**GIVEN REQUEST:** Say how many lines contain "JSON", using only the number.

(Stored data entries)

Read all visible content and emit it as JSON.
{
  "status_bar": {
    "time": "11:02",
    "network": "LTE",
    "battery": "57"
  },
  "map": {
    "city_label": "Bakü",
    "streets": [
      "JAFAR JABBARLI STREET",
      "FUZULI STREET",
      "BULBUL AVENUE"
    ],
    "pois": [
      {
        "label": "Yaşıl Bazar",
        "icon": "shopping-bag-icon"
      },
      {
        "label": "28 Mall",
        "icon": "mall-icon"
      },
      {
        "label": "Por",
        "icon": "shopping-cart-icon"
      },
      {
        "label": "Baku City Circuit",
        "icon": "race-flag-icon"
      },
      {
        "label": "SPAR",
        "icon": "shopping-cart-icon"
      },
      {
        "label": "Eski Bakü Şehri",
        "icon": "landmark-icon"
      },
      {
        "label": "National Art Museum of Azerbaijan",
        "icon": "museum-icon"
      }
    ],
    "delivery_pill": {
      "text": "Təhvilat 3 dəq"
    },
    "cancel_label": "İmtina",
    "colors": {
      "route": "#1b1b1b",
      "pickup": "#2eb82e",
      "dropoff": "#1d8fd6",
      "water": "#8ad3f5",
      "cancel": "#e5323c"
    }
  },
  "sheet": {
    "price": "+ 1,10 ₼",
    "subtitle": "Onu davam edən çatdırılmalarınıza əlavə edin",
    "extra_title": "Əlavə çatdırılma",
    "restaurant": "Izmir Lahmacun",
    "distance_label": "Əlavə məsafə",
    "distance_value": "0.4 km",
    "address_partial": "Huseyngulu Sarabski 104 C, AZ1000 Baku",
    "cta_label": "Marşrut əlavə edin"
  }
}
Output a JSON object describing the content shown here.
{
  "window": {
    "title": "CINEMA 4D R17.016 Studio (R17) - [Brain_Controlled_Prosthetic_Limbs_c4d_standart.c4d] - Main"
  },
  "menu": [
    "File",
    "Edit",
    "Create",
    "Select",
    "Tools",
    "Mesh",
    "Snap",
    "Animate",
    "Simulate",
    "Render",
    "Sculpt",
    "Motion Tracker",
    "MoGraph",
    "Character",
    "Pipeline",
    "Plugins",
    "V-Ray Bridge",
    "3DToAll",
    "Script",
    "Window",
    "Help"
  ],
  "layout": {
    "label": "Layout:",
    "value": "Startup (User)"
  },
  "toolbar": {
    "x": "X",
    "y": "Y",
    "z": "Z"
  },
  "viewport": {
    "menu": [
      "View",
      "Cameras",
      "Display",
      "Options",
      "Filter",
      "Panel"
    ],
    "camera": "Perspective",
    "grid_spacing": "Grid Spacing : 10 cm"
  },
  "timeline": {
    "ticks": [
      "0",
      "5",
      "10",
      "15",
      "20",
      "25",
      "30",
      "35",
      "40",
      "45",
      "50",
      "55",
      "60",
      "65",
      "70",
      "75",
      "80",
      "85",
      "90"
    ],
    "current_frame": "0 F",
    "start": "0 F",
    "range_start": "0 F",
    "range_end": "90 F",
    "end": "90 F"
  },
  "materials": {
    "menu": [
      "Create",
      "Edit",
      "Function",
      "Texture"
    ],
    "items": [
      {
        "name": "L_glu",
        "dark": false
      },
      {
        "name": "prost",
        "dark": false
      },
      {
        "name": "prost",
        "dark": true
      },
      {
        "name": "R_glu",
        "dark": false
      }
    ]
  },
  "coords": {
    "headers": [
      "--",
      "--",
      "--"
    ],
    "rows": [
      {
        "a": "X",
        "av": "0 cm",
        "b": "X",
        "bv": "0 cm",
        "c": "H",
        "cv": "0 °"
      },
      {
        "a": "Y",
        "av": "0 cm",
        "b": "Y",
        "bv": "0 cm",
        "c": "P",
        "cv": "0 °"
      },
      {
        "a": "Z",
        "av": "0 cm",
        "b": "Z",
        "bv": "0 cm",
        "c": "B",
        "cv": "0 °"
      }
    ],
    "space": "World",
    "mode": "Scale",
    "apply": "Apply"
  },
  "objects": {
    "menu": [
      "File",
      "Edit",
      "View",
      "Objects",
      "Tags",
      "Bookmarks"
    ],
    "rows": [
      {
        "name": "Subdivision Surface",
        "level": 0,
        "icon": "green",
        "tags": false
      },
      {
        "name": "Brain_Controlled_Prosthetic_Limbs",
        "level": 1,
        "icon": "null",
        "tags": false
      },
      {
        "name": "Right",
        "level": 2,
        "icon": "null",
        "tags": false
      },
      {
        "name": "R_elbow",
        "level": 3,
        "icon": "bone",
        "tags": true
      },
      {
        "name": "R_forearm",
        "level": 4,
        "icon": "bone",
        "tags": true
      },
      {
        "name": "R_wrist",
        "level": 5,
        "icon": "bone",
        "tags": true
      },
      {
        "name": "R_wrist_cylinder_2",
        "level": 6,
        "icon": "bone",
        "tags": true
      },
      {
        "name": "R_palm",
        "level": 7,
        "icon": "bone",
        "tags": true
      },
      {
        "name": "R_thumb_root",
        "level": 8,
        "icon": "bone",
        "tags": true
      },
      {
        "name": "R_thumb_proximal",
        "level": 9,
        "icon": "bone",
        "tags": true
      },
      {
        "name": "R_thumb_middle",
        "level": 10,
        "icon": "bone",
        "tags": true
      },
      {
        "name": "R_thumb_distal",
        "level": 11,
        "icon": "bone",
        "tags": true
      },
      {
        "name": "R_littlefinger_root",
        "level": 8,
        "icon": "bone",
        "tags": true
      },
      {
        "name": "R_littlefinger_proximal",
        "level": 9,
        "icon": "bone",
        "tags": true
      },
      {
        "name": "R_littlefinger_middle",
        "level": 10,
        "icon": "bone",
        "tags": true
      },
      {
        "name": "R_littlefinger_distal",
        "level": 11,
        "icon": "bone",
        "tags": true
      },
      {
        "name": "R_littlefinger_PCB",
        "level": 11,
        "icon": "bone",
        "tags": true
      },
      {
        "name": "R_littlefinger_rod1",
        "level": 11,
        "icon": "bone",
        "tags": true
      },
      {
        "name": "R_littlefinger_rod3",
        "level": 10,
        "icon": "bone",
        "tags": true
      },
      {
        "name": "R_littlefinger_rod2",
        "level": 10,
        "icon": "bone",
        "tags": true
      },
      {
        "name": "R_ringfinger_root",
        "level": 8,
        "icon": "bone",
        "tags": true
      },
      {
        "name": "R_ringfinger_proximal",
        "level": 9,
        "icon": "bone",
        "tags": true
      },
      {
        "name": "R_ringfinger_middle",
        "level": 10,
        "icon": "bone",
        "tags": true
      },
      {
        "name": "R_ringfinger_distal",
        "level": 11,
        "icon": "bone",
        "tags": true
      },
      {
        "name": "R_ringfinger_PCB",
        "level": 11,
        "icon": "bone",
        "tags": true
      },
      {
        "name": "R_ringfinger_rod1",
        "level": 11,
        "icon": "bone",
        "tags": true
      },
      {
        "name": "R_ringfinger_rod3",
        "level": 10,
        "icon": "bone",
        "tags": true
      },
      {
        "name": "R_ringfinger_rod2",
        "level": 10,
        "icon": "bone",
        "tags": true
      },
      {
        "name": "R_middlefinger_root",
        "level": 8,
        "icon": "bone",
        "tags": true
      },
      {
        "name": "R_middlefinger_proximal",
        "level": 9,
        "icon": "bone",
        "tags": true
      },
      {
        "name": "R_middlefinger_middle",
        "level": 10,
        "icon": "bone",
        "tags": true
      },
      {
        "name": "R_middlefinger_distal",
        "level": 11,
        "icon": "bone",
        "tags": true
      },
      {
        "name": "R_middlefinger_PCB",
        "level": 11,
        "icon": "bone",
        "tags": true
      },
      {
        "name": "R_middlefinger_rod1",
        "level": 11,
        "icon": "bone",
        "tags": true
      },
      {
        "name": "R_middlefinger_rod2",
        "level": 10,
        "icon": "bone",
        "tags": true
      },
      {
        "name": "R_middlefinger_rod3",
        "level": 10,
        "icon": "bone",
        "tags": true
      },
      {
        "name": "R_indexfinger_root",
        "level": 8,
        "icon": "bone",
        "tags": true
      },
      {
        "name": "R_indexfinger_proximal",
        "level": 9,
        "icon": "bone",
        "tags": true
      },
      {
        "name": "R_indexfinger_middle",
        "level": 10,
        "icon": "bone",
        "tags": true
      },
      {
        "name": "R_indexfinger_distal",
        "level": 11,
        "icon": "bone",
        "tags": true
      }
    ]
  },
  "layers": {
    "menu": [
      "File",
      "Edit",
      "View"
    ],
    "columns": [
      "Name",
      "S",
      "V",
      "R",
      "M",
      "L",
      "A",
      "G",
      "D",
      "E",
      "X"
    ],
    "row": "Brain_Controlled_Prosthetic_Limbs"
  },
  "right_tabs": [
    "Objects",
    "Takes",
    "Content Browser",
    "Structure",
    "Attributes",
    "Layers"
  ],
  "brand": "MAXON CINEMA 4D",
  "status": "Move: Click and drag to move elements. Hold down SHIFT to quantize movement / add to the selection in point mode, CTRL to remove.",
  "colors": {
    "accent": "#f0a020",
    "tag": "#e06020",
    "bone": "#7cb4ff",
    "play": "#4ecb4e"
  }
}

**REPLY TO THE EXERCISE:** 2